• EXERCISE REQUIREMENTS: Return every line of the data that contains the string "copies".

BEGIN

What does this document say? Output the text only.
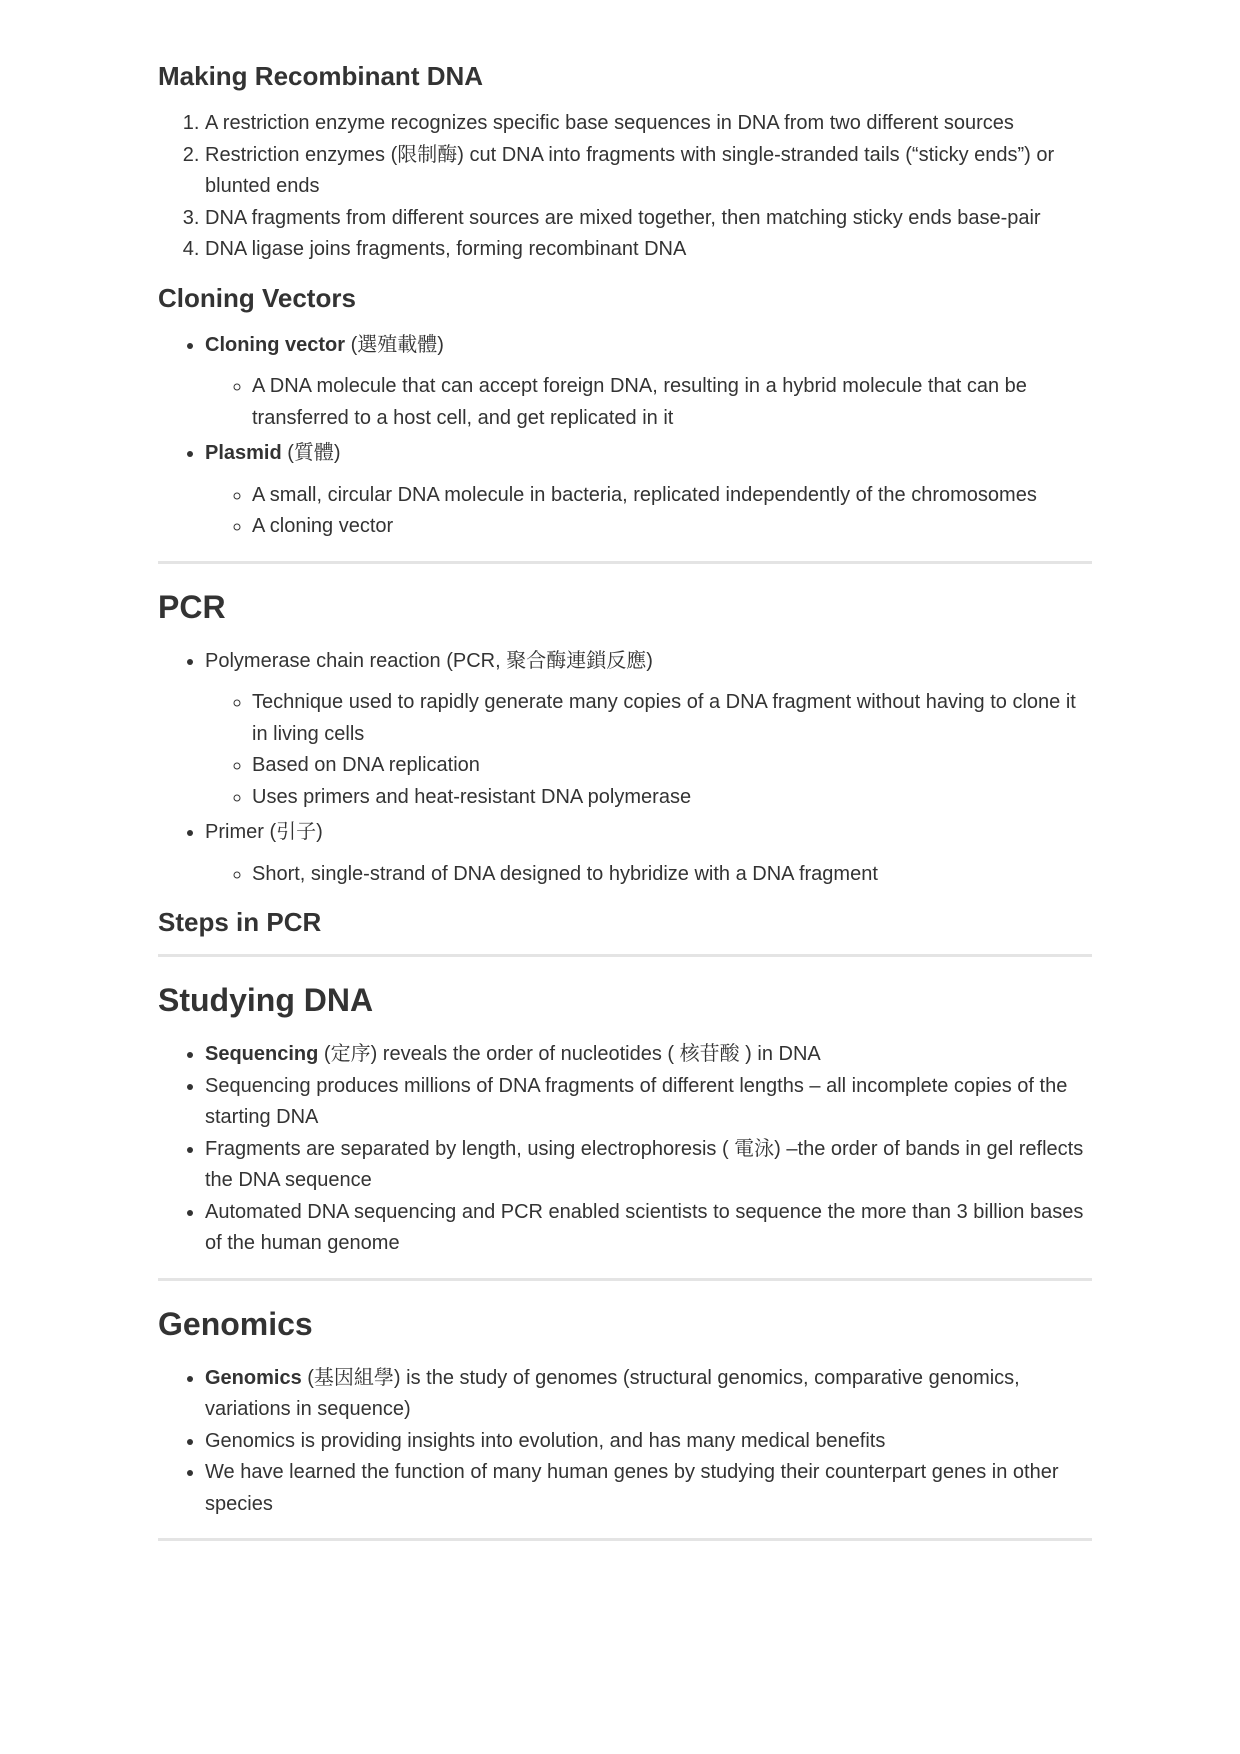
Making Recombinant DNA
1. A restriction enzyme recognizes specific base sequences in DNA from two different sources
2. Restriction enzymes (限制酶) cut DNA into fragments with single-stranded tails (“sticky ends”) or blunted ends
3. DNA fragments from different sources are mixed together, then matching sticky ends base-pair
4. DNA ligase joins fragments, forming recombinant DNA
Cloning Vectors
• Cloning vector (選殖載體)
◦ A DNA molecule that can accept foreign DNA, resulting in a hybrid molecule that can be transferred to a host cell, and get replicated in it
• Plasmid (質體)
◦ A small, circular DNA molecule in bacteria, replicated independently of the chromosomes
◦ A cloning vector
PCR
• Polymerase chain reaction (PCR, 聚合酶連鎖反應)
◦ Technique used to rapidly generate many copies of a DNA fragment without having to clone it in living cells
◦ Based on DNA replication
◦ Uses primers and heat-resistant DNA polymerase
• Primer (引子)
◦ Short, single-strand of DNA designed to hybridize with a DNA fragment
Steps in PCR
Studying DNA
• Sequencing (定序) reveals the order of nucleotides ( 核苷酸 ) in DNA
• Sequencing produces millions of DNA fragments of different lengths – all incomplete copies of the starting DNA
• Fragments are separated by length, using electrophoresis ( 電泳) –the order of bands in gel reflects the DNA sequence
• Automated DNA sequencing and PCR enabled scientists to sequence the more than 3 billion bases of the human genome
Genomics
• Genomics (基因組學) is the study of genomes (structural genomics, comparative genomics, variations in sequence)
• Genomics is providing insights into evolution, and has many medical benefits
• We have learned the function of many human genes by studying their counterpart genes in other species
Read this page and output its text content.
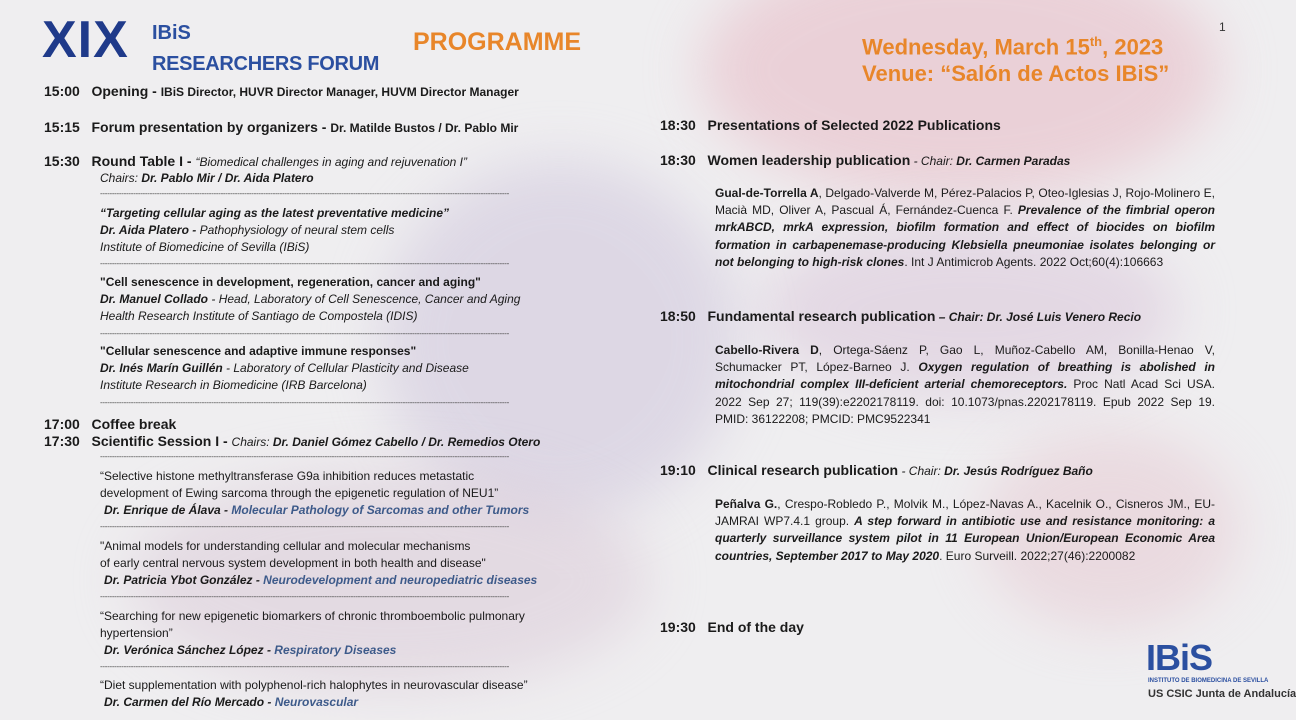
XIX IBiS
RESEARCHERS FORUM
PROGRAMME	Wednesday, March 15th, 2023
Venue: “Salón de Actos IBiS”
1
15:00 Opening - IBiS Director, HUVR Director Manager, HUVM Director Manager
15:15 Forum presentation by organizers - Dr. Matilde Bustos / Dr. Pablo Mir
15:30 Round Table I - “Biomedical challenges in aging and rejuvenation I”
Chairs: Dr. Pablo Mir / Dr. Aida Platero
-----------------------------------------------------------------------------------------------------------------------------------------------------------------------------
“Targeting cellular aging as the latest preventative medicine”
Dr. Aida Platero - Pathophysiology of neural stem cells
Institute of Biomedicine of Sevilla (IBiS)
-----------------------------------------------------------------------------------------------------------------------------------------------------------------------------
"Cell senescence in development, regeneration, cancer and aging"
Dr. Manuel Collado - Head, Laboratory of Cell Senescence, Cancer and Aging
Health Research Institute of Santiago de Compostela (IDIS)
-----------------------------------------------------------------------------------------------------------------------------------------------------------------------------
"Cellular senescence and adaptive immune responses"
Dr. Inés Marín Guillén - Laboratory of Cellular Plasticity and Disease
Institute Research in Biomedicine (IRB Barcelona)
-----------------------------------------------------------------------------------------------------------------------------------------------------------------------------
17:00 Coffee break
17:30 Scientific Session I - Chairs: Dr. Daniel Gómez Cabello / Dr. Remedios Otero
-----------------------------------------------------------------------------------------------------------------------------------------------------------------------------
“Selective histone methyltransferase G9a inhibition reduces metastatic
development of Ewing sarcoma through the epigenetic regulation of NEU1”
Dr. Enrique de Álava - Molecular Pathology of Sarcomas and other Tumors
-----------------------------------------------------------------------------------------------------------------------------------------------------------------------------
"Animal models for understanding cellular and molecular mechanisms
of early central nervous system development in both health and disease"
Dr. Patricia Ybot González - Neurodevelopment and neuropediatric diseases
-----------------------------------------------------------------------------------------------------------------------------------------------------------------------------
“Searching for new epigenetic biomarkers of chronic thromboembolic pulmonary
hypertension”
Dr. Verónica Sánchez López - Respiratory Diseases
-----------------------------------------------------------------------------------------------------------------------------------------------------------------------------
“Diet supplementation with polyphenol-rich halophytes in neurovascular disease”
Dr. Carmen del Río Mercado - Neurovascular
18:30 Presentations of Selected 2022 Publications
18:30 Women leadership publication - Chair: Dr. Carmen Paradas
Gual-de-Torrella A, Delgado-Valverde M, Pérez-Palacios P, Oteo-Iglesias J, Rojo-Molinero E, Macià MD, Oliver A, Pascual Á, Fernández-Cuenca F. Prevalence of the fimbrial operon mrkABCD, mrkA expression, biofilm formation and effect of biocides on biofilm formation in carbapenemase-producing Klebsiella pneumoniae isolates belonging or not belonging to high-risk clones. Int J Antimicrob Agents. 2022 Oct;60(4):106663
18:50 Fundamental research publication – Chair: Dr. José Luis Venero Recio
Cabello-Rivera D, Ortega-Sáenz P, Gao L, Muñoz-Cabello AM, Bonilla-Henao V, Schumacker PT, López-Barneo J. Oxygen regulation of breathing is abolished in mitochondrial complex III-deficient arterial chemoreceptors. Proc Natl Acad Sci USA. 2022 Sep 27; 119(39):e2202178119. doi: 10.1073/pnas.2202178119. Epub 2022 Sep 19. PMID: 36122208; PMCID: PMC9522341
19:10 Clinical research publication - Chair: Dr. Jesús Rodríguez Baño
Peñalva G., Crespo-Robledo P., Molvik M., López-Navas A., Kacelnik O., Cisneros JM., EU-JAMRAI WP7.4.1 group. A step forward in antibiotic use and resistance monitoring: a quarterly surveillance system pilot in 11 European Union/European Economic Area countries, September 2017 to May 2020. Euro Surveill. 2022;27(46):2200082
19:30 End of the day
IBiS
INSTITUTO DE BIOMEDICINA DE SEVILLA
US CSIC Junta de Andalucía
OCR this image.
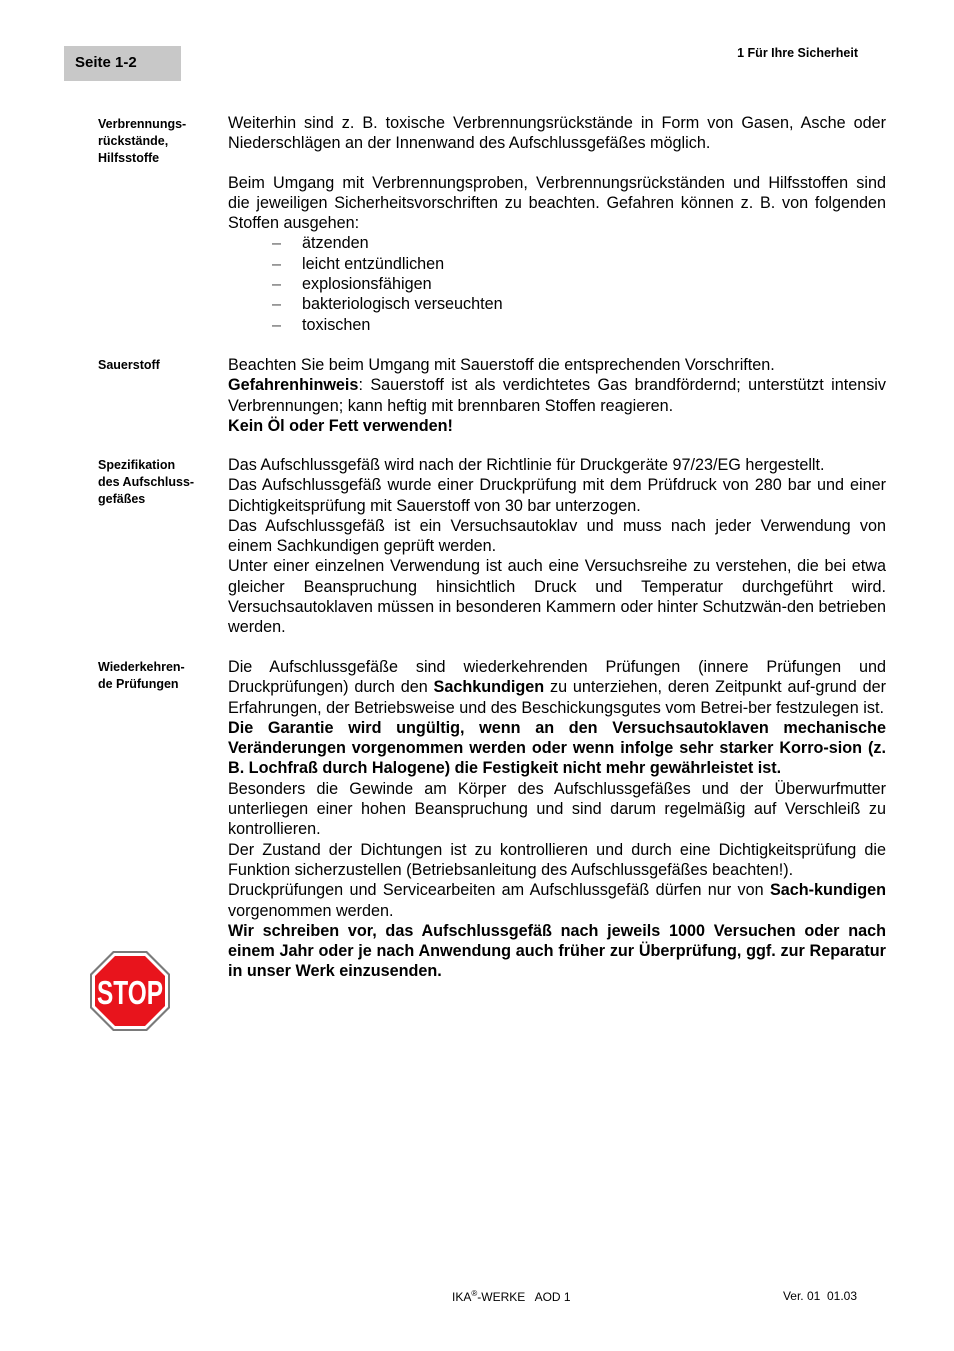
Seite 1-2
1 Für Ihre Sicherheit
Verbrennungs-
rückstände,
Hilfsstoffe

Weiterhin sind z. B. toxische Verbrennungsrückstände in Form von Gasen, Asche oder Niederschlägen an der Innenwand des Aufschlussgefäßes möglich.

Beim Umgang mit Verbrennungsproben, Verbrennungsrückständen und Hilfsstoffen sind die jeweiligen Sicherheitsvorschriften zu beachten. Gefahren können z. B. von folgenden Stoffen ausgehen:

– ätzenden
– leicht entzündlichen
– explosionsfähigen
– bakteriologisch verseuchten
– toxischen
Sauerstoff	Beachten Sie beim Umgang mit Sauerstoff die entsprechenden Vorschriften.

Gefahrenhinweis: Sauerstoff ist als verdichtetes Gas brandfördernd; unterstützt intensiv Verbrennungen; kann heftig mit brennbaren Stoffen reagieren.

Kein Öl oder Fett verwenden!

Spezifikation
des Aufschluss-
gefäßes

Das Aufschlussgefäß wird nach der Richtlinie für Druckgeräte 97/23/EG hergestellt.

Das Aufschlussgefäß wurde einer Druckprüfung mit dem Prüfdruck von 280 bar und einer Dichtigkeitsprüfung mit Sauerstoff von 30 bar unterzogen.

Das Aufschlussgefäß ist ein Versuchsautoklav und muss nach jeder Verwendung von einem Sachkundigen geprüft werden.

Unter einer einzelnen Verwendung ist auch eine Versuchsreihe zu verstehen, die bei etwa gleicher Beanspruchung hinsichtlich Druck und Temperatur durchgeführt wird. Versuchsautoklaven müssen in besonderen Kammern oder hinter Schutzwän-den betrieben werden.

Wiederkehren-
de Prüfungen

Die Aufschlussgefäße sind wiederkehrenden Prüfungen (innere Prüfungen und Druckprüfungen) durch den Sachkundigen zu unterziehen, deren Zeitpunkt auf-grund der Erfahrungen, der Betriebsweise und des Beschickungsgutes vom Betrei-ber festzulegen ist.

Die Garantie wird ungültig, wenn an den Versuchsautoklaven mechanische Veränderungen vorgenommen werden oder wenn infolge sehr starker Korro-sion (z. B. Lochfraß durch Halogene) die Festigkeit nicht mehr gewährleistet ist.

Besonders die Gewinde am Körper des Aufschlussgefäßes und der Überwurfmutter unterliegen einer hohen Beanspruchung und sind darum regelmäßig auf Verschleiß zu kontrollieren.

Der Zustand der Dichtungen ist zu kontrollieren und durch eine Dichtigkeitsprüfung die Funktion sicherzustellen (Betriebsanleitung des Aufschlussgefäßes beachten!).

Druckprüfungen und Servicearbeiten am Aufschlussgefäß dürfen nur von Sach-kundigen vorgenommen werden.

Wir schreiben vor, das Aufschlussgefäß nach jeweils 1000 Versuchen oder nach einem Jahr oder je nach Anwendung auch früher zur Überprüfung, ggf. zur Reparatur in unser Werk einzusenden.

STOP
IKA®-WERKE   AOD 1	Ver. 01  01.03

END

• TASK ANSWER:
◦ Technique used to rapidly generate many copies of a DNA fragment without having to clone it in living cells
• Sequencing produces millions of DNA fragments of different lengths – all incomplete copies of the starting DNA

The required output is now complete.